◆ **GIVEN RECORDS**:
(begin)

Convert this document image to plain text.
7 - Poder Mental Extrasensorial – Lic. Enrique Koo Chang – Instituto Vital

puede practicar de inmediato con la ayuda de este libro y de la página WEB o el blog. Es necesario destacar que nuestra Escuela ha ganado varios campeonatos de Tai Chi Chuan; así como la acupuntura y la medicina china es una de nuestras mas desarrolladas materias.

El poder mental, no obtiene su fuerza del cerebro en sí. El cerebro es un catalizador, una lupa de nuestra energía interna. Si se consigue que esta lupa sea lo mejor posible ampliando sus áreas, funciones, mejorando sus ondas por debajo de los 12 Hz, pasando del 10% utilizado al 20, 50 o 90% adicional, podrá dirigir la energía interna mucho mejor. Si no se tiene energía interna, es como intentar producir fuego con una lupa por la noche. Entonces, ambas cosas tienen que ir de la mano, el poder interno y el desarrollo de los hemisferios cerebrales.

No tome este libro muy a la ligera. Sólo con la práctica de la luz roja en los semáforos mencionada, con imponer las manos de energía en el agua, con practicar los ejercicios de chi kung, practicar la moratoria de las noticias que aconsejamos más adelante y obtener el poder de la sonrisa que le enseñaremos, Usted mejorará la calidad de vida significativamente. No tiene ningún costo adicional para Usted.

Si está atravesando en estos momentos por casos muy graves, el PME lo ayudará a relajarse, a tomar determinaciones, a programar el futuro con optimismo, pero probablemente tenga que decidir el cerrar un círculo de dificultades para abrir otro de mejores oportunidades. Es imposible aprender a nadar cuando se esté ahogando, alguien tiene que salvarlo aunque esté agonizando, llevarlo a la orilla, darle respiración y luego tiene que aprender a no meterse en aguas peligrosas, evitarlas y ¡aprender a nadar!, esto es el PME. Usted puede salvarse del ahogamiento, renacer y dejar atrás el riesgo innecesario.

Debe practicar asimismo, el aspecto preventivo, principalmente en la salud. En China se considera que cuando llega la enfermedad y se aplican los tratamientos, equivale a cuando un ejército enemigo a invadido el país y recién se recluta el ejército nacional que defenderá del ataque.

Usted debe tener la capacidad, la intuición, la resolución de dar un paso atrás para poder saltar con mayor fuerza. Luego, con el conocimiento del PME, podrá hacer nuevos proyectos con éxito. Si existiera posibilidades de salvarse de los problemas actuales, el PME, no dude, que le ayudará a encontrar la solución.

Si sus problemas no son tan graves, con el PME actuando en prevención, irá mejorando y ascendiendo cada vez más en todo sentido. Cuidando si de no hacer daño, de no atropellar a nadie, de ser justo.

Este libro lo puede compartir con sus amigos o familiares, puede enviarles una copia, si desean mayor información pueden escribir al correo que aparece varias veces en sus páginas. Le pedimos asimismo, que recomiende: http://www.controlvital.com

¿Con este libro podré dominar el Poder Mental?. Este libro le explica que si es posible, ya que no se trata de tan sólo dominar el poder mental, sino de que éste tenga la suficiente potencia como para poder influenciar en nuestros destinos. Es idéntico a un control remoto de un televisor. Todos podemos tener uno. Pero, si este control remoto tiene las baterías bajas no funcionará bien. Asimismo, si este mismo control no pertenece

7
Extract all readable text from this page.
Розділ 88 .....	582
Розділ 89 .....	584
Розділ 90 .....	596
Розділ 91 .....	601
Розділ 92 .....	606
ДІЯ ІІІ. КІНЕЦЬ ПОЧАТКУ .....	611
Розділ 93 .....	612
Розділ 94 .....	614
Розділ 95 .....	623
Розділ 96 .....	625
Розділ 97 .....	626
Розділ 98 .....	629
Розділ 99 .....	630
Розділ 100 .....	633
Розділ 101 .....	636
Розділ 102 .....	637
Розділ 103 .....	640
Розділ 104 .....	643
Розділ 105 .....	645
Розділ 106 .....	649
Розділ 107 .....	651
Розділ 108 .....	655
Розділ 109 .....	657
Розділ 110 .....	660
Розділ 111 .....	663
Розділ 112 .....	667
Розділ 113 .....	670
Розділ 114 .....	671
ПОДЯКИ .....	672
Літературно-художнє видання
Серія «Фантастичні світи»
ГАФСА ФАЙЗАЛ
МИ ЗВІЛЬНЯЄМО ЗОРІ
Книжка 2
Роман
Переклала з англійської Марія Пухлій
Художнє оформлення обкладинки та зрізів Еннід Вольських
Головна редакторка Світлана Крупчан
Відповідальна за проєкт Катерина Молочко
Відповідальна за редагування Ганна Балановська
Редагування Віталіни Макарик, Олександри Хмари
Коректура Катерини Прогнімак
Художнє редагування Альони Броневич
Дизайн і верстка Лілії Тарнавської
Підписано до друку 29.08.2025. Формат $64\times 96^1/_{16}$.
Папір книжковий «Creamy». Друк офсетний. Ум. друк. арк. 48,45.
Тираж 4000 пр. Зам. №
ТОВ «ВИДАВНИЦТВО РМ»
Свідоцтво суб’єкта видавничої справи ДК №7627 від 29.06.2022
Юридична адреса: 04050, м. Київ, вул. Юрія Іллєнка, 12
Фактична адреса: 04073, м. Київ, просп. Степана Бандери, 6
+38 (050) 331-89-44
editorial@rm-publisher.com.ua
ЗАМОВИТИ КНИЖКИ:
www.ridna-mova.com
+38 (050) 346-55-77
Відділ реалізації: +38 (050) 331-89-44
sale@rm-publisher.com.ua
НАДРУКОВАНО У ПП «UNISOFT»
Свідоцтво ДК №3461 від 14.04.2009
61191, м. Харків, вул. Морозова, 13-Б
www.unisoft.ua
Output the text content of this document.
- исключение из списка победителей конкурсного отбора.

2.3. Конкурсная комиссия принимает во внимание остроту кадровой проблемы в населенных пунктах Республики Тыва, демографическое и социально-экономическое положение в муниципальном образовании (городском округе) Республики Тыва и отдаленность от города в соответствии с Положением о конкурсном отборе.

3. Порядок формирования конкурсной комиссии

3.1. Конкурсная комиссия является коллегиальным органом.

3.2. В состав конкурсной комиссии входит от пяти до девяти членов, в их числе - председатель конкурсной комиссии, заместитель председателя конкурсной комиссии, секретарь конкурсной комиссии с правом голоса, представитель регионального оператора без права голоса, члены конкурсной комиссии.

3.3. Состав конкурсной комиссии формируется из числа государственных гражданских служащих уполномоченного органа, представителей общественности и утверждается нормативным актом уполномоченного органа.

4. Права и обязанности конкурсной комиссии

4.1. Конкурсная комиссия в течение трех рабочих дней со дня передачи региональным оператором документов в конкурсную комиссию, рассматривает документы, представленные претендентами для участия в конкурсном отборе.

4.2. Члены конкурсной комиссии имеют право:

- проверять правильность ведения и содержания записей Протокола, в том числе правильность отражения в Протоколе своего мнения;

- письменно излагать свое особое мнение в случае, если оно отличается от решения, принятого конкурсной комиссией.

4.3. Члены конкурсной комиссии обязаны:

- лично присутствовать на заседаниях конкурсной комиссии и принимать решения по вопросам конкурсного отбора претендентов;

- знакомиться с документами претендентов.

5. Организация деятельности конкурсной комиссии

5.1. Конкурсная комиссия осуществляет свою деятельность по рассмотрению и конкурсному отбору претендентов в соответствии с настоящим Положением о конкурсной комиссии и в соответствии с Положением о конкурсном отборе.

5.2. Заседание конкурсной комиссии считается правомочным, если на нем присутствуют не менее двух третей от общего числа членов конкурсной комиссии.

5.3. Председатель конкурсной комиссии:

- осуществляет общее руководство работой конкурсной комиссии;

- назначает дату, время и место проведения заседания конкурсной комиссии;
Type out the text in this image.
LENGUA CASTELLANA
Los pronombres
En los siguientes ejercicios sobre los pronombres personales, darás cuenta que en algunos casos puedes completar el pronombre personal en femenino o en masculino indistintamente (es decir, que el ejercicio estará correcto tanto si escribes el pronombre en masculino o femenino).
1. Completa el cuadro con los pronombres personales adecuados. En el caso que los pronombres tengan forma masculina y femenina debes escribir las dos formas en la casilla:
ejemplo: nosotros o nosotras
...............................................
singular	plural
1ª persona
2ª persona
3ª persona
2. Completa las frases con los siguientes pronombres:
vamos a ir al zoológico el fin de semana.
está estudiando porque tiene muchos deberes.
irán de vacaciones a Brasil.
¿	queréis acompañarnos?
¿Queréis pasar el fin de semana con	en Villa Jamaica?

(end)

◆ **AIM OF THE EXERCISE**:
Only lines that contain the word "practicar" are wanted; copy each of them.

◆ **IN RESPONSE**:
puede practicar de inmediato con la ayuda de este libro y de la página WEB o el blog. Es necesario destacar que nuestra Escuela ha ganado varios campeonatos de Tai Chi Chuan; así como la acupuntura y la medicina china es una de nuestras mas desarrolladas materias.
No tome este libro muy a la ligera. Sólo con la práctica de la luz roja en los semáforos mencionada, con imponer las manos de energía en el agua, con practicar los ejercicios de chi kung, practicar la moratoria de las noticias que aconsejamos más adelante y obtener el poder de la sonrisa que le enseñaremos, Usted mejorará la calidad de vida significativamente. No tiene ningún costo adicional para Usted.
Debe practicar asimismo, el aspecto preventivo, principalmente en la salud. En China se considera que cuando llega la enfermedad y se aplican los tratamientos, equivale a cuando un ejército enemigo a invadido el país y recién se recluta el ejército nacional que defenderá del ataque.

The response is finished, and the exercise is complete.